Can you rewrite the listing from its first line through the line holding "- x-tick-label: 中华V6: [502, 389, 551, 438]", inclusive, swapping "interactable" for "clickable" and leaving everything else unchanged?
Start of Source material
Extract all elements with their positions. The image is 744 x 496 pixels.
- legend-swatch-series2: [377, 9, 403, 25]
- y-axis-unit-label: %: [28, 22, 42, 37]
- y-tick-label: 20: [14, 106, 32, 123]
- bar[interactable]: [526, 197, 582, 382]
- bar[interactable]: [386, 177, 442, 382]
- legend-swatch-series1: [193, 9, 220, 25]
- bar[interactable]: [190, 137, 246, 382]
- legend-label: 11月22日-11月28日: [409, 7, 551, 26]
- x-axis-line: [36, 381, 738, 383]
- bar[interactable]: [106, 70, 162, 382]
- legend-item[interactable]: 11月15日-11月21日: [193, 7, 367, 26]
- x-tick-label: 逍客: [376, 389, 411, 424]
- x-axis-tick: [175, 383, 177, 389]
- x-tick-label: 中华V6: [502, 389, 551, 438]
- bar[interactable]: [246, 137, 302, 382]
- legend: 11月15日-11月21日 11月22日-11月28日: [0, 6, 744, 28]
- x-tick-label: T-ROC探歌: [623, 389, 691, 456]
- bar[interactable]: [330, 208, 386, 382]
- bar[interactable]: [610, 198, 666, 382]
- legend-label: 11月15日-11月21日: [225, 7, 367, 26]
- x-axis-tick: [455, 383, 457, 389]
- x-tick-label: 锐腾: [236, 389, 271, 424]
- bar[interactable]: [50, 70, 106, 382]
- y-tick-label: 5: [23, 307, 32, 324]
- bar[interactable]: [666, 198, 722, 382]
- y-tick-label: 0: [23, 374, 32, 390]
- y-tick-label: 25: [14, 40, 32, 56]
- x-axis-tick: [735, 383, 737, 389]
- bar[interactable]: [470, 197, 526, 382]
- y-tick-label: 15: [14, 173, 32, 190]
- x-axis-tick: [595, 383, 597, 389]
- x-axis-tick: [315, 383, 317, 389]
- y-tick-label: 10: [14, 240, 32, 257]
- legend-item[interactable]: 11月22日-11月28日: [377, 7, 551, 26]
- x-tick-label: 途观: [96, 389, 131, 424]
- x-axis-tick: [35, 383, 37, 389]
End of Source material
### Solved exercise:
Extract all elements with their positions. The image is 744 x 496 pixels.
- legend-swatch-series2: [377, 9, 403, 25]
- y-axis-unit-label: %: [28, 22, 42, 37]
- y-tick-label: 20: [14, 106, 32, 123]
- bar[clickable]: [526, 197, 582, 382]
- bar[clickable]: [386, 177, 442, 382]
- legend-swatch-series1: [193, 9, 220, 25]
- bar[clickable]: [190, 137, 246, 382]
- legend-label: 11月22日-11月28日: [409, 7, 551, 26]
- x-axis-line: [36, 381, 738, 383]
- bar[clickable]: [106, 70, 162, 382]
- legend-item[clickable]: 11月15日-11月21日: [193, 7, 367, 26]
- x-tick-label: 逍客: [376, 389, 411, 424]
- x-axis-tick: [175, 383, 177, 389]
- x-tick-label: 中华V6: [502, 389, 551, 438]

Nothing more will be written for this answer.